--- Problem ---
Transcribe every line, keeping it exact.

--- Provided information ---
>>>>>

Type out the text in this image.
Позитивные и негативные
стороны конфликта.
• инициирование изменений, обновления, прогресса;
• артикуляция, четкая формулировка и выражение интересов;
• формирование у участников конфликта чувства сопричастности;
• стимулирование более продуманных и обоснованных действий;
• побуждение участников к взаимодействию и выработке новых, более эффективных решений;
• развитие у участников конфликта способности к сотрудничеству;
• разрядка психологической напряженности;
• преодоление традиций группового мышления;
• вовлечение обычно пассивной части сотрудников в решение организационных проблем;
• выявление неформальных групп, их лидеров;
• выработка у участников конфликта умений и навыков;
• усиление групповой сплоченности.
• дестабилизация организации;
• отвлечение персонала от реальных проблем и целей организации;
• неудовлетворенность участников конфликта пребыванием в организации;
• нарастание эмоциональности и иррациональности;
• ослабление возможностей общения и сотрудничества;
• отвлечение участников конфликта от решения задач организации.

<<<<<

--- Solution for this task ---
Type out the text in this image.
Позитивные и негативные
стороны конфликта.
• инициирование изменений, обновления, прогресса;
• артикуляция, четкая формулировка и выражение интересов;
• формирование у участников конфликта чувства сопричастности;
• стимулирование более продуманных и обоснованных действий;
• побуждение участников к взаимодействию и выработке новых, более эффективных решений;
• развитие у участников конфликта способности к сотрудничеству;
• разрядка психологической напряженности;
• преодоление традиций группового мышления;
• вовлечение обычно пассивной части сотрудников в решение организационных проблем;
• выявление неформальных групп, их лидеров;
• выработка у участников конфликта умений и навыков;
• усиление групповой сплоченности.
• дестабилизация организации;
• отвлечение персонала от реальных проблем и целей организации;
• неудовлетворенность участников конфликта пребыванием в организации;
• нарастание эмоциональности и иррациональности;
• ослабление возможностей общения и сотрудничества;
• отвлечение участников конфликта от решения задач организации.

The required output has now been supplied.